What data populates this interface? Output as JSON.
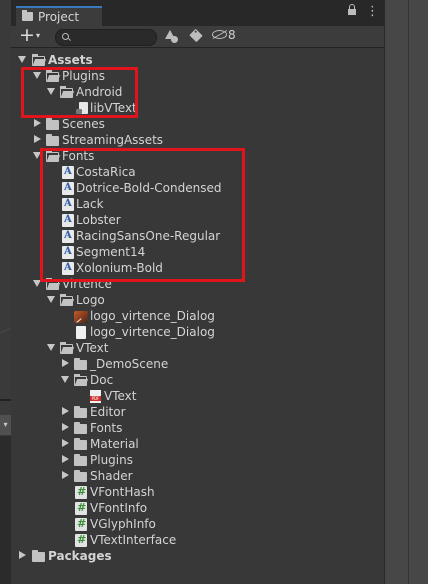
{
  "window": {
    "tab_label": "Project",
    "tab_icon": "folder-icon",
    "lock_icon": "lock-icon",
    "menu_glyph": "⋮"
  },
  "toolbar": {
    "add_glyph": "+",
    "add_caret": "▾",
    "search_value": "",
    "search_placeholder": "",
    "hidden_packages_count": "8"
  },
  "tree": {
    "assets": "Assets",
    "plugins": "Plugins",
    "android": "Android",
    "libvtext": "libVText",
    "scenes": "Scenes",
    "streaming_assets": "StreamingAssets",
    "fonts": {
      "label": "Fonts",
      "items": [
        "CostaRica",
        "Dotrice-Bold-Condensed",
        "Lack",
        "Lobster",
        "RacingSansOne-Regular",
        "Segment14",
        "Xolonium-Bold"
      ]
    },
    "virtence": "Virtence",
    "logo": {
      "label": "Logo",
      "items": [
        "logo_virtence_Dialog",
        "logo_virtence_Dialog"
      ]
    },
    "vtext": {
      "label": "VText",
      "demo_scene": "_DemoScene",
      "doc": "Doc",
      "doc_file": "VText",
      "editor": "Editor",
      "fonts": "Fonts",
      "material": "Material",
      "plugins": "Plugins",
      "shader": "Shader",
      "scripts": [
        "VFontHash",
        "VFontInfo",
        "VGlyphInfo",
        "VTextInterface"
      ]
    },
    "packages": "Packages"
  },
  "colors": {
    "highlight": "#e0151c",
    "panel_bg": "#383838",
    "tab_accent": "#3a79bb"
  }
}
----------
Repeat every record above exactly, but leave out any pictures.

What data populates this interface? Output as JSON.
{
  "window": {
    "tab_label": "Project",
    "tab_icon": "folder-icon",
    "lock_icon": "lock-icon",
    "menu_glyph": "⋮"
  },
  "toolbar": {
    "add_glyph": "+",
    "add_caret": "▾",
    "search_value": "",
    "search_placeholder": "",
    "hidden_packages_count": "8"
  },
  "tree": {
    "assets": "Assets",
    "plugins": "Plugins",
    "android": "Android",
    "libvtext": "libVText",
    "scenes": "Scenes",
    "streaming_assets": "StreamingAssets",
    "fonts": {
      "label": "Fonts",
      "items": [
        "CostaRica",
        "Dotrice-Bold-Condensed",
        "Lack",
        "Lobster",
        "RacingSansOne-Regular",
        "Segment14",
        "Xolonium-Bold"
      ]
    },
    "virtence": "Virtence",
    "logo": {
      "label": "Logo",
      "items": [
        "logo_virtence_Dialog",
        "logo_virtence_Dialog"
      ]
    },
    "vtext": {
      "label": "VText",
      "demo_scene": "_DemoScene",
      "doc": "Doc",
      "doc_file": "VText",
      "editor": "Editor",
      "fonts": "Fonts",
      "material": "Material",
      "plugins": "Plugins",
      "shader": "Shader",
      "scripts": [
        "VFontHash",
        "VFontInfo",
        "VGlyphInfo",
        "VTextInterface"
      ]
    },
    "packages": "Packages"
  },
  "colors": {
    "highlight": "#e0151c",
    "panel_bg": "#383838",
    "tab_accent": "#3a79bb"
  }
}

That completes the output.